Your goal:
In the notes on deploying operators without OLM, what is Istio used for?

::: Text segment

Challenge: LLMInferenceService requires Red Hat-supported operators (cert-manager, sail-operator, lws-operator) that are normally deployed via OLM (Operator Lifecycle Manager) on OpenShift. OLM is not available on vanilla Kubernetes.
Solution: Extract operator manifests from OLM bundles and deploy using Helm/Helmfile.
Components
| Component | Version | Purpose | OLM Bundle Source |
|---|---|---|---|
| cert-manager-operator | v1.15.2 | TLS certificate management | registry.redhat.io/cert-manager/cert-manager-operator-bundle |
| sail-operator (Istio) | 3.2.1 | Gateway API for inference routing | registry.redhat.io/openshift-service-mesh/istio-sail-operator-bundle |
| lws-operator | 1.0 | LeaderWorkerSet for distributed inference | registry.redhat.io/leader-worker-set/lws-operator-bundle |
Note: We use Istio only for Gateway API (inference routing), not as a service mesh.
Why Helm Charts?
| On OpenShift | On xKS (AKS/CKS) |
|---|---|
| OLM manages operator lifecycle | No OLM available |
Subscription CR triggers install |
Need alternative deployment method |
| Automatic upgrades via OLM | Manual upgrades via Helm |
Helm provides: - Declarative deployment - Version control - Rollback capability - Integration with GitOps (ArgoCD, Flux)
How We Extract OLM Bundles
Tool: olm-extractor
We use olm-extractor to convert OLM bundles to Kubernetes manifests.
# Example: Extract sail-operator bundle
podman run --rm \
-v ~/.config/containers/auth.json:/root/.docker/config.json:z \
quay.io/lburgazzoli/olm-extractor:main \
run "registry.redhat.io/openshift-service-mesh/istio-sail-operator-bundle:3.2.1" \
-n istio-system \
--exclude '.kind == "ConsoleCLIDownload"'
What olm-extractor does: 1. Pulls the OLM bundle image 2. Reads the ClusterServiceVersion (CSV) 3. Extracts deployment, RBAC, CRDs 4. Outputs Kubernetes YAML manifests
Post-Processing
After extraction, we:
1. Split into CRDs and templates
2. Templatize namespace references
3. Add imagePullSecrets for Red Hat registry
4. Apply CRDs with --server-side (some are 700KB+)
Why This Approach?
Red Hat Supported Components
We use Red Hat-supported operator bundles because: - Support: Covered under Red Hat subscription - Tested: Validated on OpenShift, compatible with Kubernetes - Security: Regular CVE patches - Compliance: Required for enterprise customers
Implementation Details
Repository Structure
rhaii-on-xks/ # Monorepo
├── helmfile.yaml.gotmpl # Imports operator charts (local paths)
├── values.yaml # Configuration
├── Makefile # make deploy, make status
└── charts/
├── cert-manager-operator/ # Extracted operator
│ ├── crds/ # CRDs (installed by Helm with SSA)

::::::
::: Record excerpts

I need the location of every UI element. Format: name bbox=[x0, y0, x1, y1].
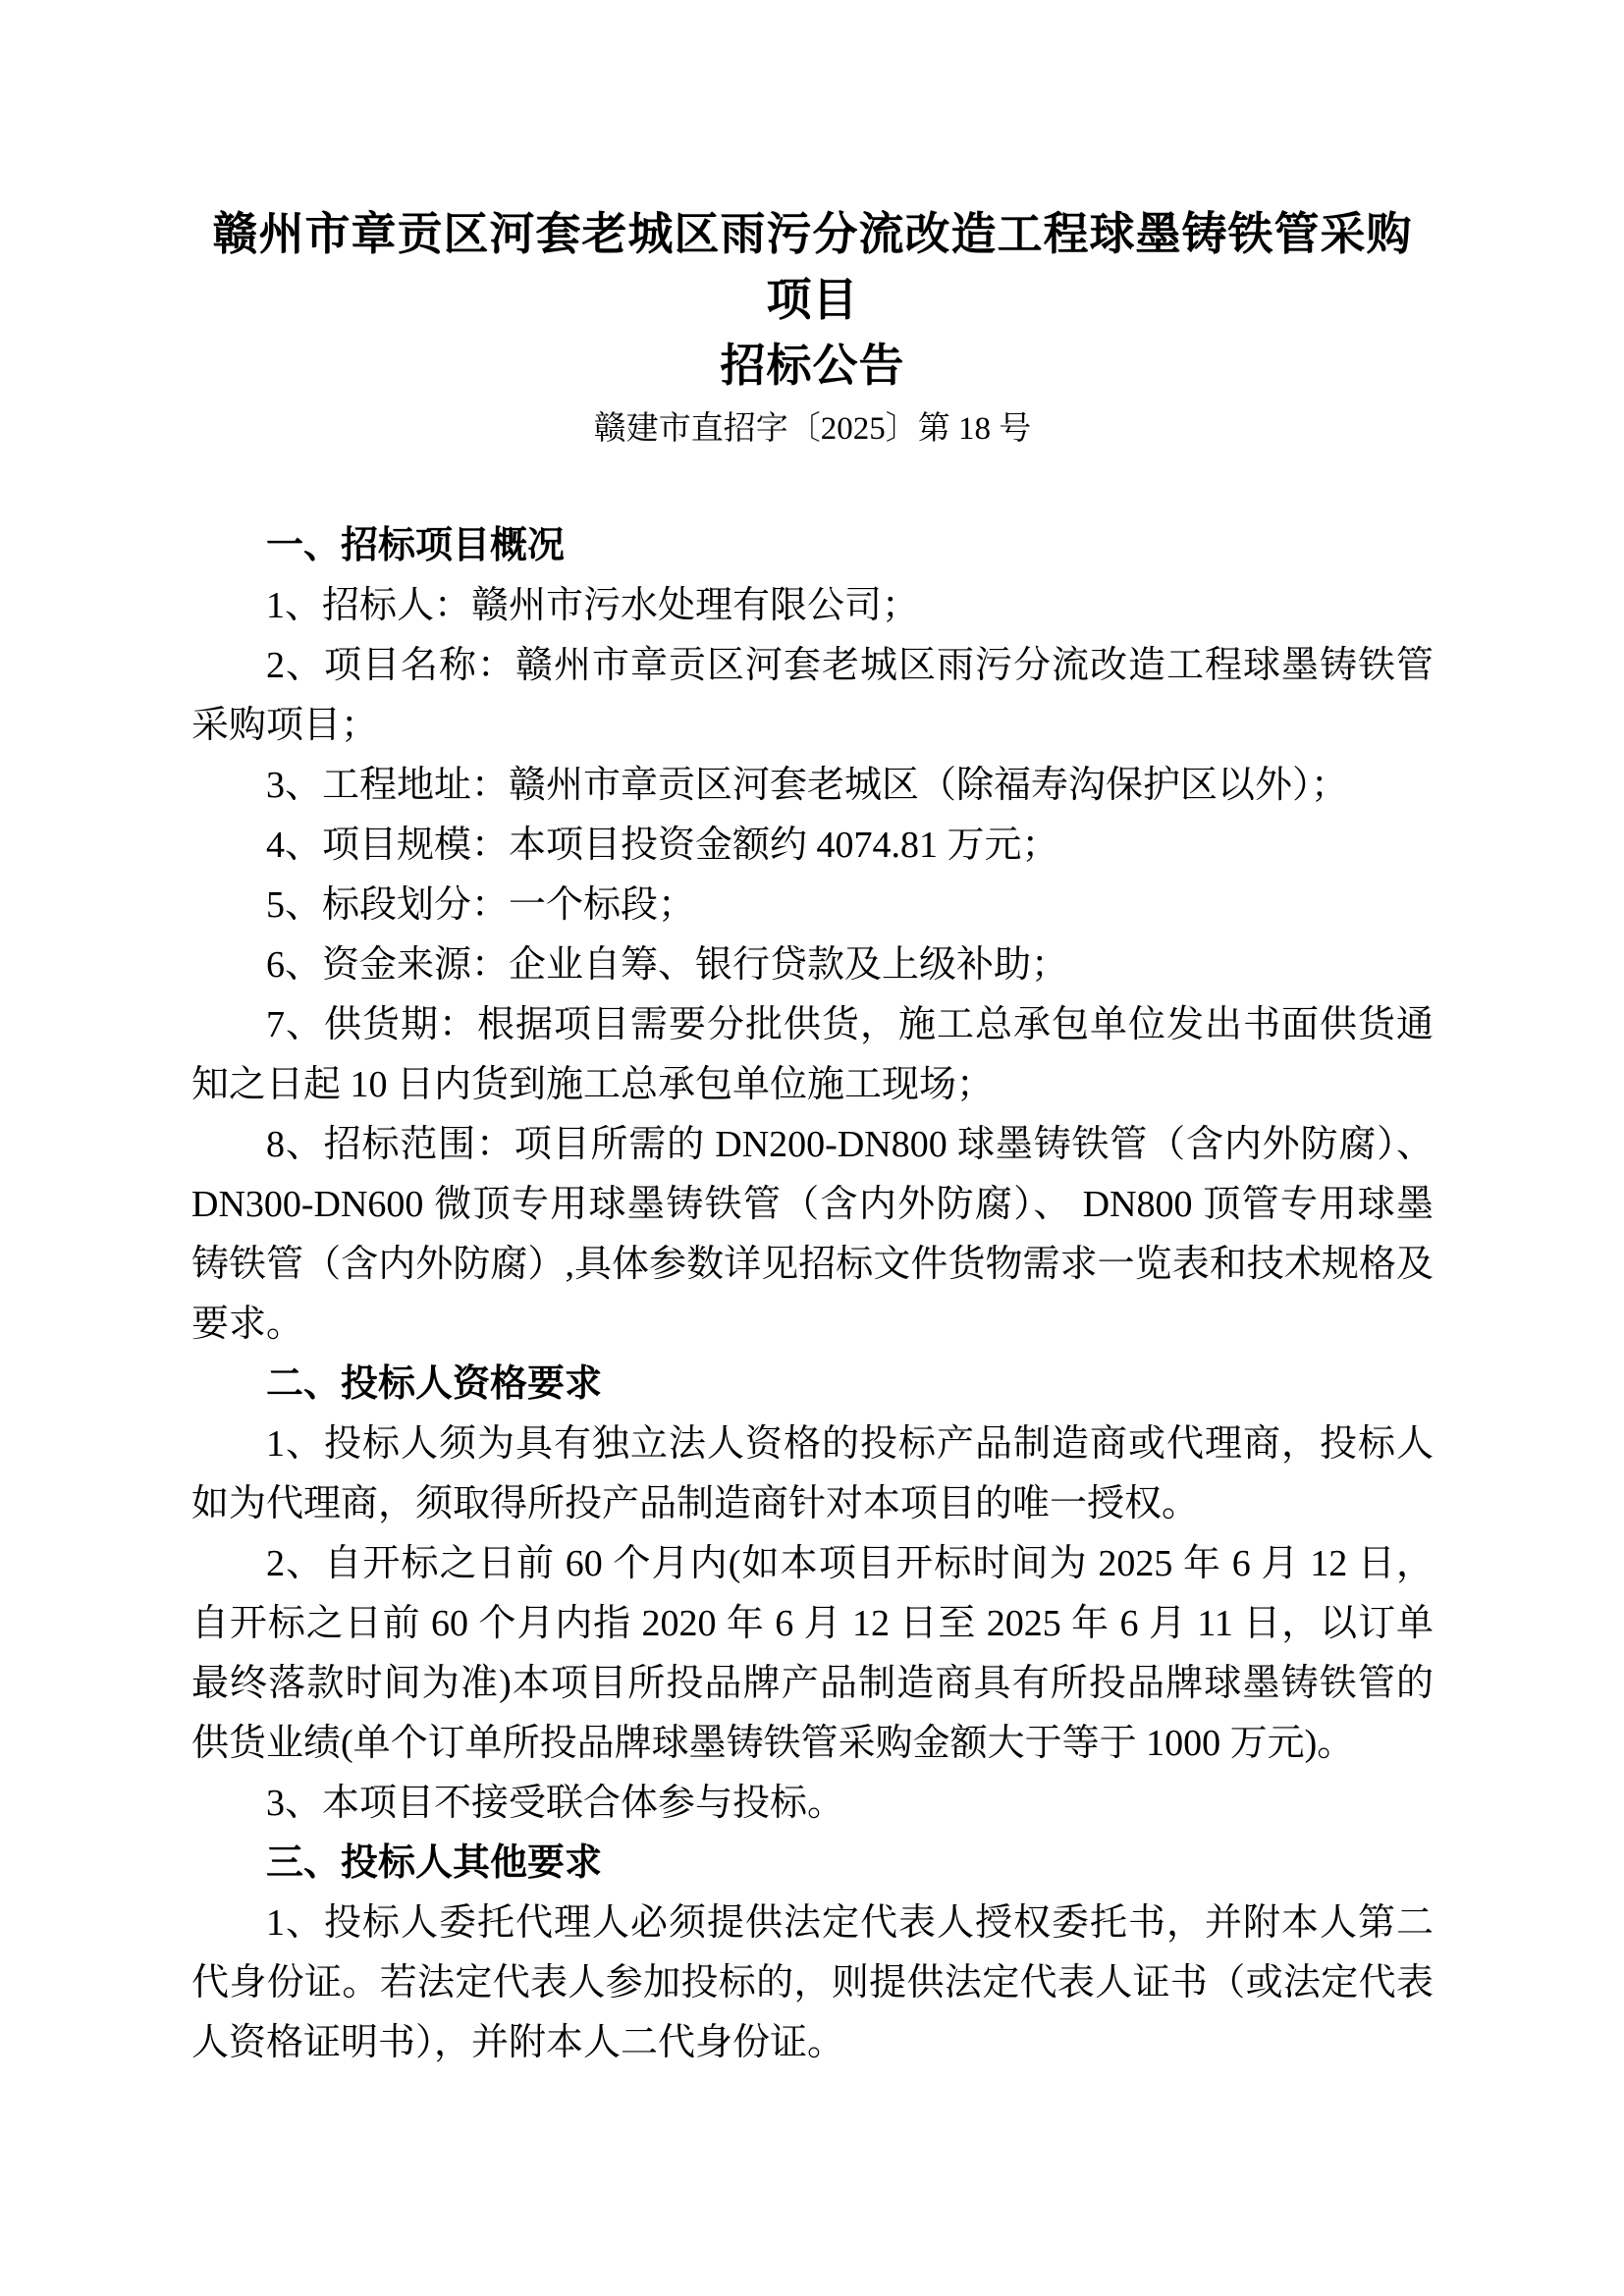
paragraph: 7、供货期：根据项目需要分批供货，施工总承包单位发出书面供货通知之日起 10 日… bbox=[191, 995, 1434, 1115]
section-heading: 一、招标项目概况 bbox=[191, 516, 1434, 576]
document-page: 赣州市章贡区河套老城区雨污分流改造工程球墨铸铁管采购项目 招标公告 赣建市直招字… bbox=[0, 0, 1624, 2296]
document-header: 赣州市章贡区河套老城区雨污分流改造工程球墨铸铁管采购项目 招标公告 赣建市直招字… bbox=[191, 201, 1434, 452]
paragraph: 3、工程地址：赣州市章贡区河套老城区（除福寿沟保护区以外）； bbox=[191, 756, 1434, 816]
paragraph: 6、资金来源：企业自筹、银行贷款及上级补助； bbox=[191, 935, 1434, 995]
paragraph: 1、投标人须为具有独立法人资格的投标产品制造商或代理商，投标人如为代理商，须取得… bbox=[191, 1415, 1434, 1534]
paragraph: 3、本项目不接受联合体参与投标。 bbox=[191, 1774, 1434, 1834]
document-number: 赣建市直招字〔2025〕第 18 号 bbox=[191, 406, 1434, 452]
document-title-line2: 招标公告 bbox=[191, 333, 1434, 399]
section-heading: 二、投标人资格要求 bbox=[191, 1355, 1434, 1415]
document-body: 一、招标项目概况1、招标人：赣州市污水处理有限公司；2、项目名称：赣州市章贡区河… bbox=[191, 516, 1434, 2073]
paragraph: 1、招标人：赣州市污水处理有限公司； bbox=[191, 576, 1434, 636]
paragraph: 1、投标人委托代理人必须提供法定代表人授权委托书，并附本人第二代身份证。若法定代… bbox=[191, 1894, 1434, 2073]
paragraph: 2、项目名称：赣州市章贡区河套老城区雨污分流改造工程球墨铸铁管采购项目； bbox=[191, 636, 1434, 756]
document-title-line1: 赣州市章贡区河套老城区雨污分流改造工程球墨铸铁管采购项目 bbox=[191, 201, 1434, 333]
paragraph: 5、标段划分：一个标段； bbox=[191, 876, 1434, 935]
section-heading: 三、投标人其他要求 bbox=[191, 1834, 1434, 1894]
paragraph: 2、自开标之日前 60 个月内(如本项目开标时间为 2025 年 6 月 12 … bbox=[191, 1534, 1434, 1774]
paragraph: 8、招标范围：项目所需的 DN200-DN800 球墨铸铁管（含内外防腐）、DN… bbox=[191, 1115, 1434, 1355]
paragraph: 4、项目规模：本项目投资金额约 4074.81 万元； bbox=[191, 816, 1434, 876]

::::::
::: Record excerpts

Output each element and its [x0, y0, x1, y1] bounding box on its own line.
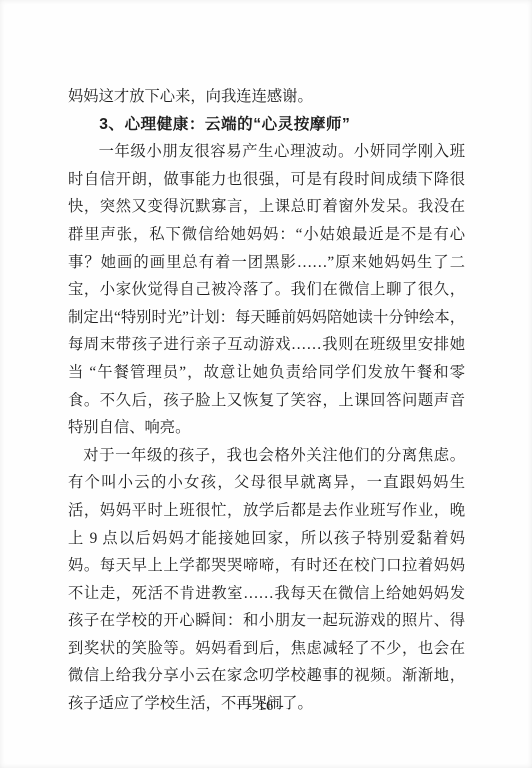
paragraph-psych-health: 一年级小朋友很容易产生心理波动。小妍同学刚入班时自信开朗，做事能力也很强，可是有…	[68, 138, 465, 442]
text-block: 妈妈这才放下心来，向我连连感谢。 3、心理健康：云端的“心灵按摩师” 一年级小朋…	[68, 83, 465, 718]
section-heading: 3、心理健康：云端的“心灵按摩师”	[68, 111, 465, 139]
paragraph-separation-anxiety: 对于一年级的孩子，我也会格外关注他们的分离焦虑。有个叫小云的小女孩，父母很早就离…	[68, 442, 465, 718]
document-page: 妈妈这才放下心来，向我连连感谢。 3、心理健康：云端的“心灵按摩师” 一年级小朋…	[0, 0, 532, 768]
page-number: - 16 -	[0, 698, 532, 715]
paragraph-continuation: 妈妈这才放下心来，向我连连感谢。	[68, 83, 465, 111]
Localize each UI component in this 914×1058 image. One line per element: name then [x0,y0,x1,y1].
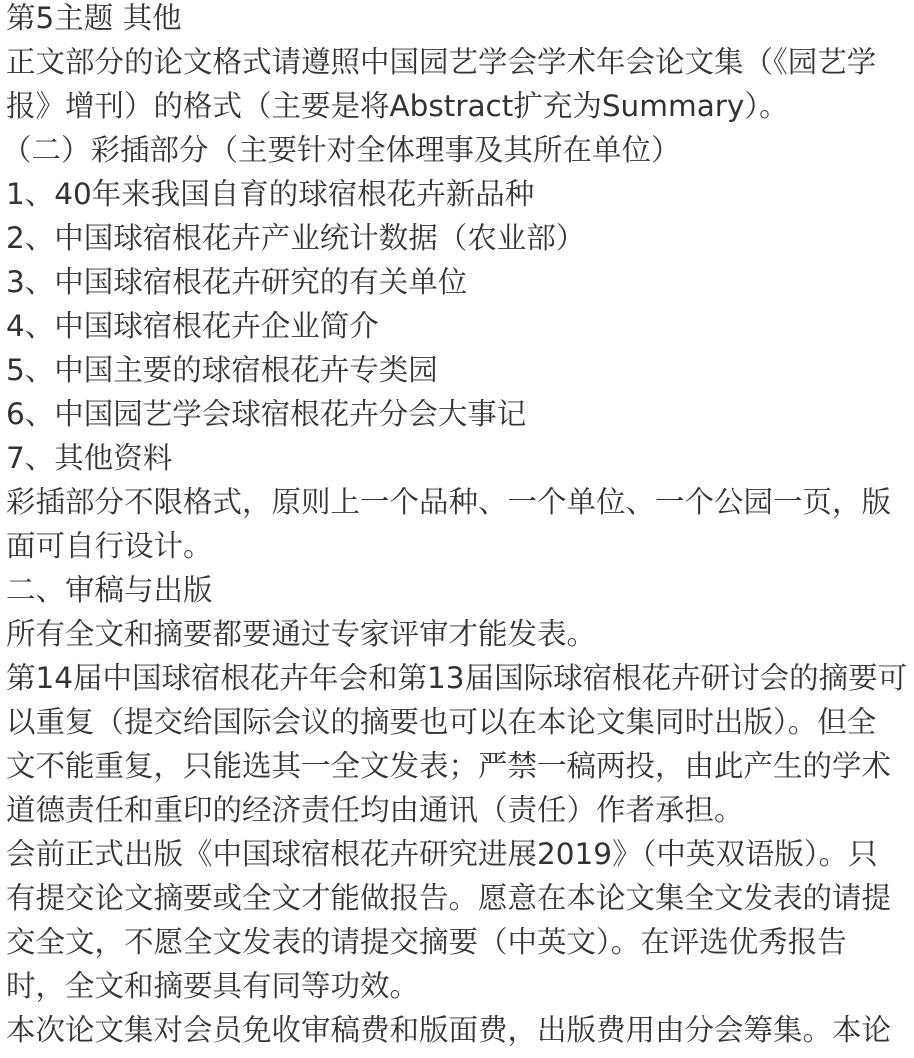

::::::

The response:
Istio is used only for Gateway API (inference routing), not as a service mesh.